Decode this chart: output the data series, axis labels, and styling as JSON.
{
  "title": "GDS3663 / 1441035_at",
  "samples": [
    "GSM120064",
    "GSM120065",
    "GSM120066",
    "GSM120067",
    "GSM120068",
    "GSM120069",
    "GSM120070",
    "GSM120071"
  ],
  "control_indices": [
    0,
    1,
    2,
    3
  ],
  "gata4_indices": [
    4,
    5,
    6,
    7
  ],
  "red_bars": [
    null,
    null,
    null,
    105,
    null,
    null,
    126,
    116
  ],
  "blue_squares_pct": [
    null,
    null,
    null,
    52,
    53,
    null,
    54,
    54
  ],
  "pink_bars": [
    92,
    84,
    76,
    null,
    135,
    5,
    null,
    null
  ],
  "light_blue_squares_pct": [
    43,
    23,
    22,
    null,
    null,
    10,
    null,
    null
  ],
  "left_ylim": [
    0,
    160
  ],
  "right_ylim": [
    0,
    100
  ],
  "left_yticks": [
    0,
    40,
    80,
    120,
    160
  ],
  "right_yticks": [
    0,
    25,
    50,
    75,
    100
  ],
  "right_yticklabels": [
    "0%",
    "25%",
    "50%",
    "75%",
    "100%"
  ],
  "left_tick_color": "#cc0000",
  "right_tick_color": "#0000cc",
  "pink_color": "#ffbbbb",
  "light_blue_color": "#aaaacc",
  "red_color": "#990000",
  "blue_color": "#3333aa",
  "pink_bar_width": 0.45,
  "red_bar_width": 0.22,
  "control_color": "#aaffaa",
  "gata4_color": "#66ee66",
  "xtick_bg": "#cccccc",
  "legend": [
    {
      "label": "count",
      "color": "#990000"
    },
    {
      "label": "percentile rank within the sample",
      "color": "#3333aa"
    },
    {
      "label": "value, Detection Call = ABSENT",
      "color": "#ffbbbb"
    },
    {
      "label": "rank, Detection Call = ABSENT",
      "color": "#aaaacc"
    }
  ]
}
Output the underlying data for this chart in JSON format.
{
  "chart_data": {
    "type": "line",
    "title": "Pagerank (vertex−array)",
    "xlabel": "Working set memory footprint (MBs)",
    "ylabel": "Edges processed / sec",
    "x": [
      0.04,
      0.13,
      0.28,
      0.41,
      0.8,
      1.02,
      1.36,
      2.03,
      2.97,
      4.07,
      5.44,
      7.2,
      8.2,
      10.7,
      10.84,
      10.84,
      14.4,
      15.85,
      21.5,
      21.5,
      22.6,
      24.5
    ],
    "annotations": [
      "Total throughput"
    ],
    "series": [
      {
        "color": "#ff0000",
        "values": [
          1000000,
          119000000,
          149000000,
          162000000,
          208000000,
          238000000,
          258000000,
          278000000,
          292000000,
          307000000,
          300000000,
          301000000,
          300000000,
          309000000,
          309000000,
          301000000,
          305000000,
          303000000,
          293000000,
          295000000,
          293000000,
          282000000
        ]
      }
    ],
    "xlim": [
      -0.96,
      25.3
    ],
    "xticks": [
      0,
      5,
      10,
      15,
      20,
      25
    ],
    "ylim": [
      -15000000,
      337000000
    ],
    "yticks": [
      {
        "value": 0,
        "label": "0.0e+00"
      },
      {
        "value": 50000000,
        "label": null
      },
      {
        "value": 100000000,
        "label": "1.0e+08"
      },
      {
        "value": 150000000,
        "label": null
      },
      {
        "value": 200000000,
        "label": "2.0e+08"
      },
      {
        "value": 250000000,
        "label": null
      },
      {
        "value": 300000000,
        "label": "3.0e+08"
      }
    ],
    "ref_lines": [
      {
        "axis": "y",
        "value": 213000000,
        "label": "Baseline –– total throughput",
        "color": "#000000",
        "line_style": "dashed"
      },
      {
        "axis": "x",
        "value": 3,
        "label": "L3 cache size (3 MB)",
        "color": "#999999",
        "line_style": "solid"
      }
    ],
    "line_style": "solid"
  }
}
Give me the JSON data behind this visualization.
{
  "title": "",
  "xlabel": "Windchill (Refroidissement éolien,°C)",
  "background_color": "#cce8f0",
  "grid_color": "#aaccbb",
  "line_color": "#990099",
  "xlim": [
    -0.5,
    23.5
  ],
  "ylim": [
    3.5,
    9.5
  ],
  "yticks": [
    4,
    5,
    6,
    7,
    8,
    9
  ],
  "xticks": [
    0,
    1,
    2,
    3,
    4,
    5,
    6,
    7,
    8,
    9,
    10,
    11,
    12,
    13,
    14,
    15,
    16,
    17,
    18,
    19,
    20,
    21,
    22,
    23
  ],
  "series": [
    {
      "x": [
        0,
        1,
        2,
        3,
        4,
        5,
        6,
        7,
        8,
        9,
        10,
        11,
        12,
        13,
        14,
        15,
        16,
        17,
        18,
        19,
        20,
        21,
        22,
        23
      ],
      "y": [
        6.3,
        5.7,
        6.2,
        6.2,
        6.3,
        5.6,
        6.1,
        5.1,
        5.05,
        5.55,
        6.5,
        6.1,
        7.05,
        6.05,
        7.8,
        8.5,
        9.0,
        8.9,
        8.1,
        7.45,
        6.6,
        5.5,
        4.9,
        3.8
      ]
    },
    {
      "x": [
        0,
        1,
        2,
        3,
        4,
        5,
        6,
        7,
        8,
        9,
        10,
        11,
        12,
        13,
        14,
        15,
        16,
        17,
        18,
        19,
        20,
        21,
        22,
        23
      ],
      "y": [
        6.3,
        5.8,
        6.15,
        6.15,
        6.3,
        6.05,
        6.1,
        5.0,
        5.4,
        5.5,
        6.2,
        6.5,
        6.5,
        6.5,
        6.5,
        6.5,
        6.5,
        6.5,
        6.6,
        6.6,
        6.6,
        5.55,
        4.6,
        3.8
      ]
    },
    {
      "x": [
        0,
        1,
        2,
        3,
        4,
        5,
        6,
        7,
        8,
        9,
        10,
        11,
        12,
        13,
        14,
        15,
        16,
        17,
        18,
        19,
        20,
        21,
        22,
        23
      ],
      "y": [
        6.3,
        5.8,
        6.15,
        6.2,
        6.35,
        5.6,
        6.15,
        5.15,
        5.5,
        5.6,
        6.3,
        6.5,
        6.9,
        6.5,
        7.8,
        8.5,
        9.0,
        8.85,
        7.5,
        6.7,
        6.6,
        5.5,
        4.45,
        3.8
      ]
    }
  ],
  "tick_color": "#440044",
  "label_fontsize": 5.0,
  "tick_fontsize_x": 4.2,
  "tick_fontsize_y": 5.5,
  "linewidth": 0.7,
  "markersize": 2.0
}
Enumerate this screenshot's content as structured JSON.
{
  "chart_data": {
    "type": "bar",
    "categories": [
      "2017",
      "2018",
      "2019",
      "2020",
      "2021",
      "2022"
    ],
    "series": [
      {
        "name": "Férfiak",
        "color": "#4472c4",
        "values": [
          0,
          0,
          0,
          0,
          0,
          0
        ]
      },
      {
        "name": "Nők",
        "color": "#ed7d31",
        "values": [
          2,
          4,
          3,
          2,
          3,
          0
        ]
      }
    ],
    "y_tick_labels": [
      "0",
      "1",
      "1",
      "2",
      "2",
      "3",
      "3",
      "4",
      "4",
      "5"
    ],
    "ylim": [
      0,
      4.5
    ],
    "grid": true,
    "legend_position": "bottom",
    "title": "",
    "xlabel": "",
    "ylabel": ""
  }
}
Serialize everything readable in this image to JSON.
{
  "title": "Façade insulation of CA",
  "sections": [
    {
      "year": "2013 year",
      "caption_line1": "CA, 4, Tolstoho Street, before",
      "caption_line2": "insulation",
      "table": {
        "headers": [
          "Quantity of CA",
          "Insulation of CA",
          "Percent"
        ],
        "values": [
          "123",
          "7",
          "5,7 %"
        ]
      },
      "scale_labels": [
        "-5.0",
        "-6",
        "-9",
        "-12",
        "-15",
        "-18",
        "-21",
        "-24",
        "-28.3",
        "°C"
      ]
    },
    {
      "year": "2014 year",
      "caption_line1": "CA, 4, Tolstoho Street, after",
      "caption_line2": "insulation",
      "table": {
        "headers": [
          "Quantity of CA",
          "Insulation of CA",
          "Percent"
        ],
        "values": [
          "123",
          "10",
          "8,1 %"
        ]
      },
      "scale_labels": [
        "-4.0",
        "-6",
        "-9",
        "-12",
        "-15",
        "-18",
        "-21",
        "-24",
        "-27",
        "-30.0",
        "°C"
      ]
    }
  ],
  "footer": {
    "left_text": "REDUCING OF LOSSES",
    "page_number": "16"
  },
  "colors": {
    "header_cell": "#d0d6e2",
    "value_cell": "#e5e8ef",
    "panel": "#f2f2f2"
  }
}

Stated goal: Copy out each line of the material that holds the word "Detection".

Reply:
      "label": "value, Detection Call = ABSENT",
      "label": "rank, Detection Call = ABSENT",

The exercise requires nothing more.